*Request*
Read the records and write them out again exactly.

*Data provided*
- - -
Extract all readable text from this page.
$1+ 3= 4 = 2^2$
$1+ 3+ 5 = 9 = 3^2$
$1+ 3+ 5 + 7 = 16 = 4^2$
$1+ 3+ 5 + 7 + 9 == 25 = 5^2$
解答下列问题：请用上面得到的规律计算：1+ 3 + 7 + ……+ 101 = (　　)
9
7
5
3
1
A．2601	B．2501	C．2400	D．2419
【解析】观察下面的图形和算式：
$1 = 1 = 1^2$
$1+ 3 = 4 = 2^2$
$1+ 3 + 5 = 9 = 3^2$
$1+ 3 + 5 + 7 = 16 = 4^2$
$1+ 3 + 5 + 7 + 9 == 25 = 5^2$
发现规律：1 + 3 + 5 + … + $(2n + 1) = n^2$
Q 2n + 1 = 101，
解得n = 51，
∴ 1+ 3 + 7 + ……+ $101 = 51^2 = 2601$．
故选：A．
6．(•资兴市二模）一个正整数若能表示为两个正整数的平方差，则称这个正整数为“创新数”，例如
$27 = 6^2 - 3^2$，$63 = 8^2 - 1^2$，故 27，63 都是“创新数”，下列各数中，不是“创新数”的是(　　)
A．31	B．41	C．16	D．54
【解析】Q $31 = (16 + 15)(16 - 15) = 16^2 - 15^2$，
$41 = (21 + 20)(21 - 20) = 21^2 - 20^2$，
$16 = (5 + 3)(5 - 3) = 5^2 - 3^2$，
- - -
*The solution*
Extract all readable text from this page.
$1+ 3= 4 = 2^2$
$1+ 3+ 5 = 9 = 3^2$
$1+ 3+ 5 + 7 = 16 = 4^2$
$1+ 3+ 5 + 7 + 9 == 25 = 5^2$
解答下列问题：请用上面得到的规律计算：1+ 3 + 7 + ……+ 101 = (　　)
9
7
5
3
1
A．2601	B．2501	C．2400	D．2419
【解析】观察下面的图形和算式：
$1 = 1 = 1^2$
$1+ 3 = 4 = 2^2$
$1+ 3 + 5 = 9 = 3^2$
$1+ 3 + 5 + 7 = 16 = 4^2$
$1+ 3 + 5 + 7 + 9 == 25 = 5^2$
发现规律：1 + 3 + 5 + … + $(2n + 1) = n^2$
Q 2n + 1 = 101，
解得n = 51，
∴ 1+ 3 + 7 + ……+ $101 = 51^2 = 2601$．
故选：A．
6．(•资兴市二模）一个正整数若能表示为两个正整数的平方差，则称这个正整数为“创新数”，例如
$27 = 6^2 - 3^2$，$63 = 8^2 - 1^2$，故 27，63 都是“创新数”，下列各数中，不是“创新数”的是(　　)
A．31	B．41	C．16	D．54
【解析】Q $31 = (16 + 15)(16 - 15) = 16^2 - 15^2$，
$41 = (21 + 20)(21 - 20) = 21^2 - 20^2$，
$16 = (5 + 3)(5 - 3) = 5^2 - 3^2$，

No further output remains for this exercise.